Quote the listing below in its entirety, omitting every image.

Collected data entries
* Start *

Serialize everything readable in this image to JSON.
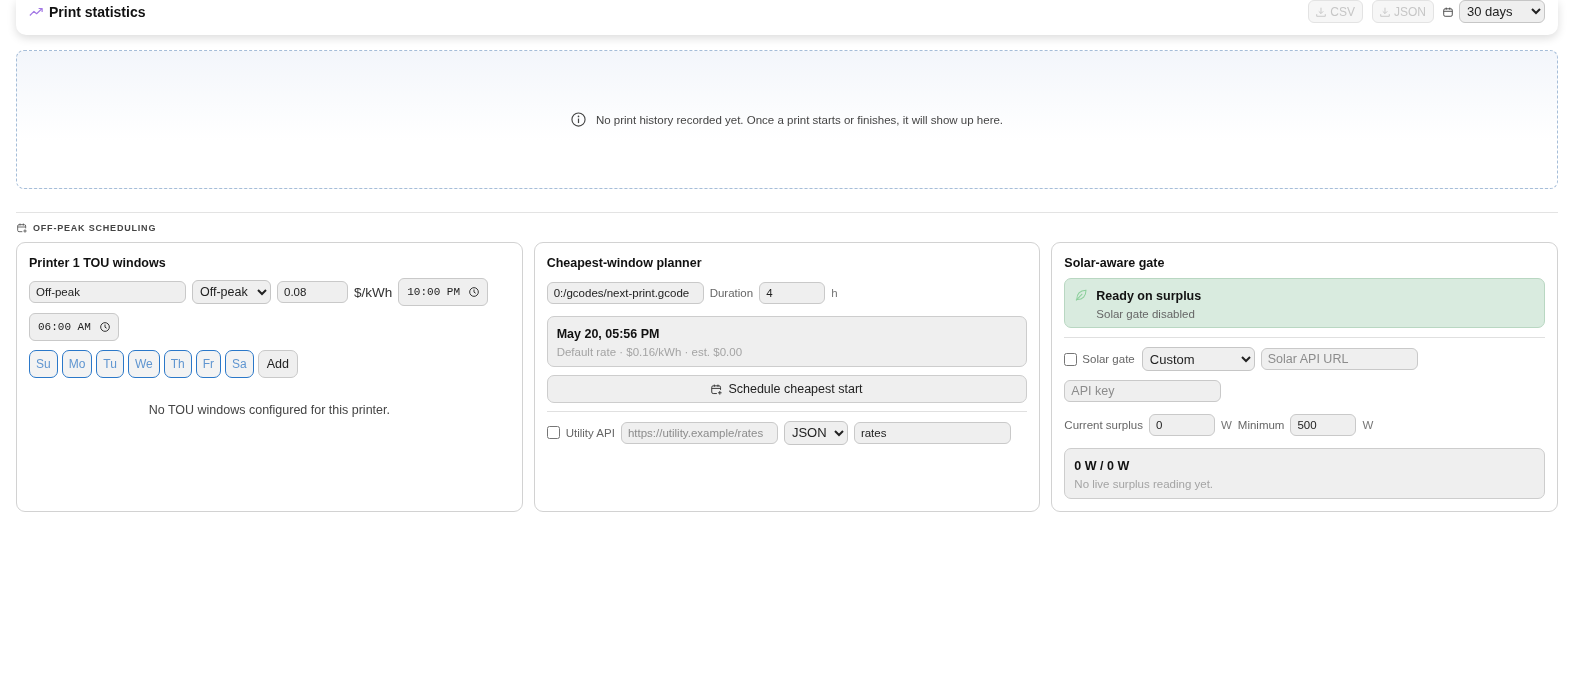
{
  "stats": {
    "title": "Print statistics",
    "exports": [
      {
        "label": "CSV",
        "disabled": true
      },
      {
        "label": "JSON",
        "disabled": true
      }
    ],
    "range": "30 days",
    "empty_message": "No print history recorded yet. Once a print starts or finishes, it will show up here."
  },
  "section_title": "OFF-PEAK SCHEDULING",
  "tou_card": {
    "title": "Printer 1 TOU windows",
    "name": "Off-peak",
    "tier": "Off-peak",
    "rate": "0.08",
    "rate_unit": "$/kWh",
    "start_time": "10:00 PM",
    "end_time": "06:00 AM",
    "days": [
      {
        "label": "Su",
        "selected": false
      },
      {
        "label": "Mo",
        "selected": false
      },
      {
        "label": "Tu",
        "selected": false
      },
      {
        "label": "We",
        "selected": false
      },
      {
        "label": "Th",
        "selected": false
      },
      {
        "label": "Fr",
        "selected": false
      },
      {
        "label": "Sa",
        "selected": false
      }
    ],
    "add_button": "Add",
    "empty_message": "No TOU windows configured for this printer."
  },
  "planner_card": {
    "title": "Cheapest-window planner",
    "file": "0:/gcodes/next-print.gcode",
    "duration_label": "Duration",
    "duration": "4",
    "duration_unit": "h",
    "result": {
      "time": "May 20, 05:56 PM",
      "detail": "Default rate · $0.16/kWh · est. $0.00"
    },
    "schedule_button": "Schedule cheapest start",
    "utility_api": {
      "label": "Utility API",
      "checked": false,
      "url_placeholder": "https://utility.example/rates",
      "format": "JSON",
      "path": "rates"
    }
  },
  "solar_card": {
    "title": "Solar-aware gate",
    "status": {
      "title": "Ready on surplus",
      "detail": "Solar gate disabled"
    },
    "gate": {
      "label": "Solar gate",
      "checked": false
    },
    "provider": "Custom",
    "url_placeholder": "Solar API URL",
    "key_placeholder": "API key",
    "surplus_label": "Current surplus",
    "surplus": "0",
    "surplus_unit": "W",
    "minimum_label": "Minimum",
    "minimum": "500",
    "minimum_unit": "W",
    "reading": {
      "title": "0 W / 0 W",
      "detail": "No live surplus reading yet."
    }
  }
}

* End *

> [Expected answer]:
Serialize everything readable in this image to JSON.
{
  "stats": {
    "title": "Print statistics",
    "exports": [
      {
        "label": "CSV",
        "disabled": true
      },
      {
        "label": "JSON",
        "disabled": true
      }
    ],
    "range": "30 days",
    "empty_message": "No print history recorded yet. Once a print starts or finishes, it will show up here."
  },
  "section_title": "OFF-PEAK SCHEDULING",
  "tou_card": {
    "title": "Printer 1 TOU windows",
    "name": "Off-peak",
    "tier": "Off-peak",
    "rate": "0.08",
    "rate_unit": "$/kWh",
    "start_time": "10:00 PM",
    "end_time": "06:00 AM",
    "days": [
      {
        "label": "Su",
        "selected": false
      },
      {
        "label": "Mo",
        "selected": false
      },
      {
        "label": "Tu",
        "selected": false
      },
      {
        "label": "We",
        "selected": false
      },
      {
        "label": "Th",
        "selected": false
      },
      {
        "label": "Fr",
        "selected": false
      },
      {
        "label": "Sa",
        "selected": false
      }
    ],
    "add_button": "Add",
    "empty_message": "No TOU windows configured for this printer."
  },
  "planner_card": {
    "title": "Cheapest-window planner",
    "file": "0:/gcodes/next-print.gcode",
    "duration_label": "Duration",
    "duration": "4",
    "duration_unit": "h",
    "result": {
      "time": "May 20, 05:56 PM",
      "detail": "Default rate · $0.16/kWh · est. $0.00"
    },
    "schedule_button": "Schedule cheapest start",
    "utility_api": {
      "label": "Utility API",
      "checked": false,
      "url_placeholder": "https://utility.example/rates",
      "format": "JSON",
      "path": "rates"
    }
  },
  "solar_card": {
    "title": "Solar-aware gate",
    "status": {
      "title": "Ready on surplus",
      "detail": "Solar gate disabled"
    },
    "gate": {
      "label": "Solar gate",
      "checked": false
    },
    "provider": "Custom",
    "url_placeholder": "Solar API URL",
    "key_placeholder": "API key",
    "surplus_label": "Current surplus",
    "surplus": "0",
    "surplus_unit": "W",
    "minimum_label": "Minimum",
    "minimum": "500",
    "minimum_unit": "W",
    "reading": {
      "title": "0 W / 0 W",
      "detail": "No live surplus reading yet."
    }
  }
}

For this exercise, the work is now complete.